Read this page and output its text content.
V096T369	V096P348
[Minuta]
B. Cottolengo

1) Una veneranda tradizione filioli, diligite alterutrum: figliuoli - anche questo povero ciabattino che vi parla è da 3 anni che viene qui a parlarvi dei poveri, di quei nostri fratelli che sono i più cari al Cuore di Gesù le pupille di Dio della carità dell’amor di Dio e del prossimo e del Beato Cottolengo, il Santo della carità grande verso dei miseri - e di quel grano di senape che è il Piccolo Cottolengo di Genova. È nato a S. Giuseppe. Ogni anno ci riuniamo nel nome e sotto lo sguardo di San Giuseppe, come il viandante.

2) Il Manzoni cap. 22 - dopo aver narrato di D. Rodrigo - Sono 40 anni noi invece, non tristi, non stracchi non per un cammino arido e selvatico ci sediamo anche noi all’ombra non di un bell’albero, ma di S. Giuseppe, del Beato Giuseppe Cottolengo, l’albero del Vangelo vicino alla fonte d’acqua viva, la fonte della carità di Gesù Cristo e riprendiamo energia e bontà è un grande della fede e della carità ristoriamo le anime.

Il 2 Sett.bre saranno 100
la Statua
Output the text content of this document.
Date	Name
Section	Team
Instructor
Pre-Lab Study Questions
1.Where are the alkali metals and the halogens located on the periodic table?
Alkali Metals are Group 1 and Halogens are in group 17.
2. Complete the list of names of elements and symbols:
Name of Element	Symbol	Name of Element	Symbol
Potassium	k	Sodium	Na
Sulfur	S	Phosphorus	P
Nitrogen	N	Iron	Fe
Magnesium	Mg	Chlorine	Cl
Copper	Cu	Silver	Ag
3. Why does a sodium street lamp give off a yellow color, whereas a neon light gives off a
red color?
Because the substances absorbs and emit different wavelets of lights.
+ + + + +
● **Job**
Provide all the records again, word for word.

● **Solution to this exercise**
Read this page and output its text content.
V096T369	V096P348
[Minuta]
B. Cottolengo

1) Una veneranda tradizione filioli, diligite alterutrum: figliuoli - anche questo povero ciabattino che vi parla è da 3 anni che viene qui a parlarvi dei poveri, di quei nostri fratelli che sono i più cari al Cuore di Gesù le pupille di Dio della carità dell’amor di Dio e del prossimo e del Beato Cottolengo, il Santo della carità grande verso dei miseri - e di quel grano di senape che è il Piccolo Cottolengo di Genova. È nato a S. Giuseppe. Ogni anno ci riuniamo nel nome e sotto lo sguardo di San Giuseppe, come il viandante.

2) Il Manzoni cap. 22 - dopo aver narrato di D. Rodrigo - Sono 40 anni noi invece, non tristi, non stracchi non per un cammino arido e selvatico ci sediamo anche noi all’ombra non di un bell’albero, ma di S. Giuseppe, del Beato Giuseppe Cottolengo, l’albero del Vangelo vicino alla fonte d’acqua viva, la fonte della carità di Gesù Cristo e riprendiamo energia e bontà è un grande della fede e della carità ristoriamo le anime.

Il 2 Sett.bre saranno 100
la Statua
Output the text content of this document.
Date	Name
Section	Team
Instructor
Pre-Lab Study Questions
1.Where are the alkali metals and the halogens located on the periodic table?
Alkali Metals are Group 1 and Halogens are in group 17.
2. Complete the list of names of elements and symbols:
Name of Element	Symbol	Name of Element	Symbol
Potassium	k	Sodium	Na
Sulfur	S	Phosphorus	P
Nitrogen	N	Iron	Fe
Magnesium	Mg	Chlorine	Cl
Copper	Cu	Silver	Ag
3. Why does a sodium street lamp give off a yellow color, whereas a neon light gives off a
red color?
Because the substances absorbs and emit different wavelets of lights.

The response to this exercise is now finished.